• [Source document]:
Strasbourg, 10 December 2004

Dear Mr G.,

On 18 November 2003, you made a complaint to the European Ombudsman against the European Personnel Selection Office (EPSO) concerning Open competition EPSO/A/11/03 for Assistant Administrators (A 8) in the field of Auditing, and specifically the decision of EPSO, announced in the notice of the competition, to draft the correspondence between EPSO and the candidates in English, German or French.

On 18 December 2003, I forwarded the complaint to the Director of EPSO. On 1 April 2004, EPSO sent an opinion, which I forwarded to you with an invitation to make observations.

On 18 May 2004, I received your observations.

I am writing now to let you know the results of the inquiries that have been made.


THE COMPLAINT

On 31 July 2003, the notice of open competition EPSO/A/11/03 was published in the Official Journal of the European Union C 180 A in order to constitute a reserve list for recruitment of Assistant Administrators (A8) in the field of Auditing.

The complainant learnt that the second paragraph of title C of the notice of competition "How to apply", stated that communications from EPSO to candidates would be in English, French or German. He also noted that, according to point 3 of title A of the notice "Duties and eligibility (profile of candidates)", the candidates should have a thorough knowledge of one of the official languages of the European Union and a satisfactory knowledge of a second official language, so that knowledge of English, German or French was not a condition to apply.

On 21 October 2003, the complainant wrote to the Chairman of the Management Board of the European Personnel Selection Office (EPSO). In his letter he pointed out that, by limiting the correspondence with candidates in the competition EPSO/A/11/03 to only three official languages of the European Union, EPSO violated European law rules on the use of languages within the European Community. In this context, he quoted Council Regulation No 1 of 15 April 1958 determining the languages to be used by the European Economic Community, which prescribes that "documents which a Member State or a person subject to the jurisdiction of a Member State sends to institutions of the Community may be drafted in any one of the official languages selected by the sender. The reply shall be drafted in the same language." He also referred to Article 41.4 of the Charter of Fundamental Rights of the European Union: "Every person may write to the institutions of the Union in one of the languages of the Treaties and must have an answer in the same language".

He also asked EPSO to provide him with the legal basis of EPSO's decision to use only three of the official languages to communicate with candidates in the competition.

On 12 November 2003, EPSO informed the complainant that the issue he had raised was currently under consideration and that the EPSO Management Board would examine it at its next meeting. EPSO also stated that it would inform the complainant about the evolution of the issue.

Dataset excerpt:
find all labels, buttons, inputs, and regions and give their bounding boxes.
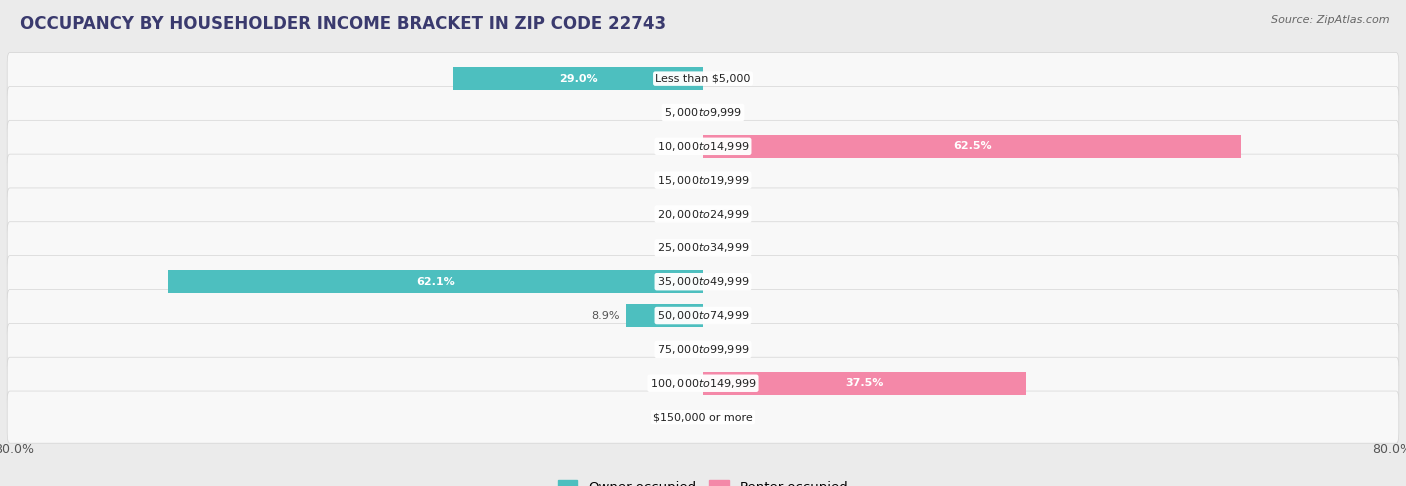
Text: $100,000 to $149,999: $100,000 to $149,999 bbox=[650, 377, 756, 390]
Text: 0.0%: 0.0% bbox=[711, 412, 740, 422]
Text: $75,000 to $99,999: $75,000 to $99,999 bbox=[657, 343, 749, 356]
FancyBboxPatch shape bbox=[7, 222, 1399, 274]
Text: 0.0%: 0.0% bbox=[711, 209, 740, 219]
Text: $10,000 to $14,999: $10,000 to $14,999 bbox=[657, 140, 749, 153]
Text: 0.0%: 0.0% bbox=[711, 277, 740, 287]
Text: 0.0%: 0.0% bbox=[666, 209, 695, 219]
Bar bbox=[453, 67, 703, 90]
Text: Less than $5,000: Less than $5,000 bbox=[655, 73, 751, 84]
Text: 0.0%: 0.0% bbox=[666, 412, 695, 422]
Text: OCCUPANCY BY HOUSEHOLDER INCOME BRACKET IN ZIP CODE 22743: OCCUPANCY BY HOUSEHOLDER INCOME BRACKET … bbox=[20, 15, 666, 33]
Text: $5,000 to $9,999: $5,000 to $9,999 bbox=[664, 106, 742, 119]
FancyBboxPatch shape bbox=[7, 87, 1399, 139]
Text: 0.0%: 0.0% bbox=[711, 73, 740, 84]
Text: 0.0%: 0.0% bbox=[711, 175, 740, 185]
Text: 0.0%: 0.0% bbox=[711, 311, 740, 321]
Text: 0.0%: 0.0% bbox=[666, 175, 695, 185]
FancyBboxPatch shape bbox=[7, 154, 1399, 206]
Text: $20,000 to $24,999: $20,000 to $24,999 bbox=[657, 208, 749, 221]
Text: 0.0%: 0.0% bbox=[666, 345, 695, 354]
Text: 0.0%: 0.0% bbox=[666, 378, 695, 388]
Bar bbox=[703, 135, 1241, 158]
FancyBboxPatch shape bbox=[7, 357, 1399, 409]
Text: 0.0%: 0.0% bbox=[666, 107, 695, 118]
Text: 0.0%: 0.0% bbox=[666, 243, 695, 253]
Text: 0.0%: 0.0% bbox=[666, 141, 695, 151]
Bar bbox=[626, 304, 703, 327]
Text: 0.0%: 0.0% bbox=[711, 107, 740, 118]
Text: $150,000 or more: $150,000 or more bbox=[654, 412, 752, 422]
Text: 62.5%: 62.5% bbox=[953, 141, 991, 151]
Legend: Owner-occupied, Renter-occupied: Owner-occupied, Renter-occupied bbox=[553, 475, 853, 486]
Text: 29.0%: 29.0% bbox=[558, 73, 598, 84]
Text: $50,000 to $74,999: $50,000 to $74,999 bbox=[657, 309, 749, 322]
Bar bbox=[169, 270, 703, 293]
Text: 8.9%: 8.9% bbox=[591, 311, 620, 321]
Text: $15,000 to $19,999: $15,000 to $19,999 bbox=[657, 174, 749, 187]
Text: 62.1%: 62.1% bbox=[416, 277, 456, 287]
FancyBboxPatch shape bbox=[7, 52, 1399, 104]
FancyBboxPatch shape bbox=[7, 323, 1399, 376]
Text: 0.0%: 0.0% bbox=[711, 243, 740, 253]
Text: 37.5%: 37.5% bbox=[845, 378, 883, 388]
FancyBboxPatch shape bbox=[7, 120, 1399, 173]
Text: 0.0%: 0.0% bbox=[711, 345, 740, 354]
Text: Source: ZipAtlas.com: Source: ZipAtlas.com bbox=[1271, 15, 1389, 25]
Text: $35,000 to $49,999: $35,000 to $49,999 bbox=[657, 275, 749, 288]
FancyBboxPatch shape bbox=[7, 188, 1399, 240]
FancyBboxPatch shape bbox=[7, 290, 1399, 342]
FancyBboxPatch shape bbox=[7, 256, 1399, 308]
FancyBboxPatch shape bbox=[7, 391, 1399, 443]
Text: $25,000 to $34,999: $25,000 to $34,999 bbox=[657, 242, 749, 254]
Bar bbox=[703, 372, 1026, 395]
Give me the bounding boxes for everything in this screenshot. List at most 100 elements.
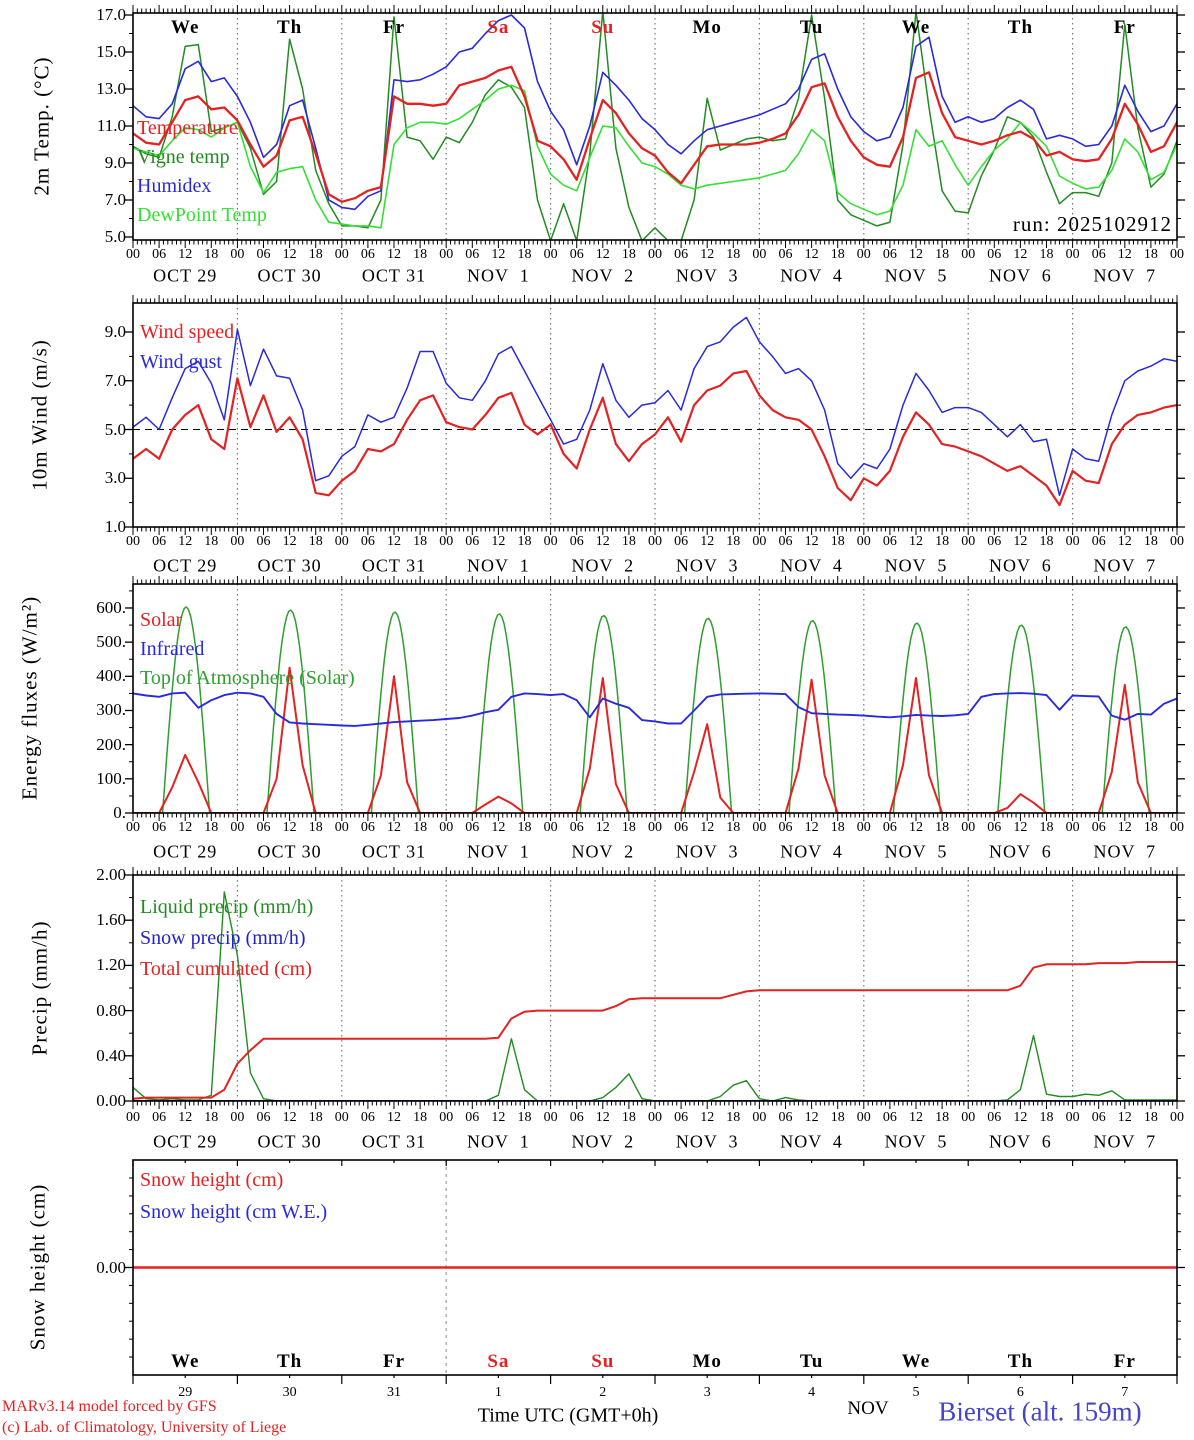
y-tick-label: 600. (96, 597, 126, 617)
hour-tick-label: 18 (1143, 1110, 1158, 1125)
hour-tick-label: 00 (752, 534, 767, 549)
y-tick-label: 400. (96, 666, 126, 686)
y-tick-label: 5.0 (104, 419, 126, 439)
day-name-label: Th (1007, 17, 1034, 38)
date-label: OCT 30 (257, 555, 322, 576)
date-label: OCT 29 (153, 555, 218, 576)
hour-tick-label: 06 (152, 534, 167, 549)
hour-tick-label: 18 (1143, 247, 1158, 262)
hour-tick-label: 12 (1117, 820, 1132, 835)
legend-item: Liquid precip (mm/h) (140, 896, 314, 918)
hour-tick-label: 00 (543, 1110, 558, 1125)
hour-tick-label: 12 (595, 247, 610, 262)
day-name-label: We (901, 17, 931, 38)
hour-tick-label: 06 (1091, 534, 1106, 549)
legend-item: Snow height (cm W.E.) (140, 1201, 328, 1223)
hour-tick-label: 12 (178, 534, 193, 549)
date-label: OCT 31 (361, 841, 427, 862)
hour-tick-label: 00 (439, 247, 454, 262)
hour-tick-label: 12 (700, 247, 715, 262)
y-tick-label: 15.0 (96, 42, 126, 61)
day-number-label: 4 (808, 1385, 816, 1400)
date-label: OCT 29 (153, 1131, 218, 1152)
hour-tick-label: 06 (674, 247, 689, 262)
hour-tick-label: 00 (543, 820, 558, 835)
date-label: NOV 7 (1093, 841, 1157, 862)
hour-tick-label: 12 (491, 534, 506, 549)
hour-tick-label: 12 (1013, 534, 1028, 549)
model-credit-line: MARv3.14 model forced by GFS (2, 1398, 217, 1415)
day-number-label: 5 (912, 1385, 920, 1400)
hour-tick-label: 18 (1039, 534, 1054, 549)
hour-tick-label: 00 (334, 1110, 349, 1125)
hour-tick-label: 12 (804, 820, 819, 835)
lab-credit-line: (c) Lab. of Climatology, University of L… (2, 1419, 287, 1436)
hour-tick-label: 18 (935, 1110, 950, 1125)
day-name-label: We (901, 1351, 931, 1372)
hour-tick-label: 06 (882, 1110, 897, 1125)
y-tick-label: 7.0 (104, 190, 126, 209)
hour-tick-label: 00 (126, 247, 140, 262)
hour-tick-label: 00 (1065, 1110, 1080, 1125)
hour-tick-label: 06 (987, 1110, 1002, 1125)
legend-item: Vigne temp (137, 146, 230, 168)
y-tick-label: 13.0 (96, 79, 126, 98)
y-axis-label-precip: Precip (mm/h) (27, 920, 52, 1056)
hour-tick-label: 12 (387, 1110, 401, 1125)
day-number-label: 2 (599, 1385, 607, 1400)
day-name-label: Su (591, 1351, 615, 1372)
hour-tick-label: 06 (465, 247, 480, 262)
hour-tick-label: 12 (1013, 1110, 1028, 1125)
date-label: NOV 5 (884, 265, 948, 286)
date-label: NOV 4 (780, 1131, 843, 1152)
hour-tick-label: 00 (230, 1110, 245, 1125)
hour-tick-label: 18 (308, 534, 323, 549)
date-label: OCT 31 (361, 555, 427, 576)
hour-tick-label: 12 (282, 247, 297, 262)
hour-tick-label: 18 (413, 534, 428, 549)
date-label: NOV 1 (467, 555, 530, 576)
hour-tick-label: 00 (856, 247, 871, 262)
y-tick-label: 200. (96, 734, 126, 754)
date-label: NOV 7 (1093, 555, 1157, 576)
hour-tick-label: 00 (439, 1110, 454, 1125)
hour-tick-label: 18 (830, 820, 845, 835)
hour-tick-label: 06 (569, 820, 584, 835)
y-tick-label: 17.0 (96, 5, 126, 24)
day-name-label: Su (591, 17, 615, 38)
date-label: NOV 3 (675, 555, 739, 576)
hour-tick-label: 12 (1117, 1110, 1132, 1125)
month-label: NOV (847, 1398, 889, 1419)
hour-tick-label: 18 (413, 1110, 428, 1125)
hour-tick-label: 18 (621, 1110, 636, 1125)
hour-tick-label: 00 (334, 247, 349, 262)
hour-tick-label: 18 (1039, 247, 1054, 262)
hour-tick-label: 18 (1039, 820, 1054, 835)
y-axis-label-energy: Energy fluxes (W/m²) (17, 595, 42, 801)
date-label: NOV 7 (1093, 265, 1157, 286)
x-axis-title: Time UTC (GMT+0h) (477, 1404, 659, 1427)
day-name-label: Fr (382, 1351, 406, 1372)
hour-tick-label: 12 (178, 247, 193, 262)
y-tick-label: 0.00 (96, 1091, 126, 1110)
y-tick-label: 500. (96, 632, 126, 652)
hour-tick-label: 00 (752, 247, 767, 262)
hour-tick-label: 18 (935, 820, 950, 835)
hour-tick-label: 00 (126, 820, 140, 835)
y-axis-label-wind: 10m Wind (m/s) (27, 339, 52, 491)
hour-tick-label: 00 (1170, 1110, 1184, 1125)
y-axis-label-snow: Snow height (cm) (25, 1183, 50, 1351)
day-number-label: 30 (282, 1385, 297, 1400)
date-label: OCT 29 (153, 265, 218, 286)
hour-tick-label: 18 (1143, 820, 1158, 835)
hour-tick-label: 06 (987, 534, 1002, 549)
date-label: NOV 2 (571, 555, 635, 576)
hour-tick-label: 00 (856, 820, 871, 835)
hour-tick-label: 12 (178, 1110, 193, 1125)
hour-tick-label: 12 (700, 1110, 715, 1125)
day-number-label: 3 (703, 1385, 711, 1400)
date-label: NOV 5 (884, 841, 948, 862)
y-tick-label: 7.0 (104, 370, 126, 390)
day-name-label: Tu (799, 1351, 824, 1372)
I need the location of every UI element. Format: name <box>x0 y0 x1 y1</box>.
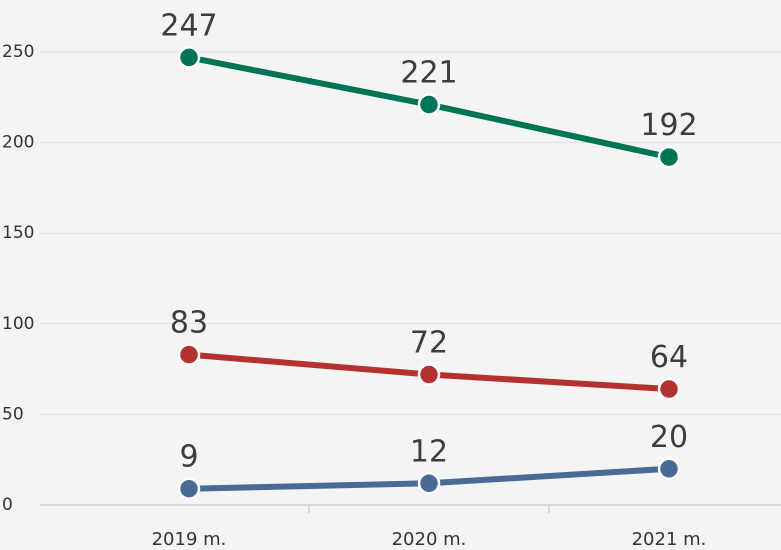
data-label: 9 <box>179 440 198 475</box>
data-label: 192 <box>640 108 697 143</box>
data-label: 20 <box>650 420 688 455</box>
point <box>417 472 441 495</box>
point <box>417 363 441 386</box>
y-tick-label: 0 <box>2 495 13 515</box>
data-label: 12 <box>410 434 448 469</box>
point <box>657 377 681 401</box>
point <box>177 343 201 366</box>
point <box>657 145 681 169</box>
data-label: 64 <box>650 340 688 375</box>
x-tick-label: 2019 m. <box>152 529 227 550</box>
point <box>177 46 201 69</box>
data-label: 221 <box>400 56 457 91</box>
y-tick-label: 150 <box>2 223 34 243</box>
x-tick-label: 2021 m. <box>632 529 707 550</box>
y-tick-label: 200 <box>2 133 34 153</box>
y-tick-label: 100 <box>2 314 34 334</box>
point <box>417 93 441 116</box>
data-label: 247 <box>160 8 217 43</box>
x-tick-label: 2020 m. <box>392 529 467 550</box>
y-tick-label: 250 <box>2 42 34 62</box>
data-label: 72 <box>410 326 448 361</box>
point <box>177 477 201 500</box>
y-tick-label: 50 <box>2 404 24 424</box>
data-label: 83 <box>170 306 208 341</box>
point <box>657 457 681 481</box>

• [What you need to do]: Translate this sentence from the letter on the EPSO language complaint into French: "I am writing now to let you know the results of the inquiries that have been made." These items are separate from the letter on the EPSO language complaint.

• [Task answer]: Je vous écris maintenant pour vous faire connaître les résultats des enquêtes qui ont été menées.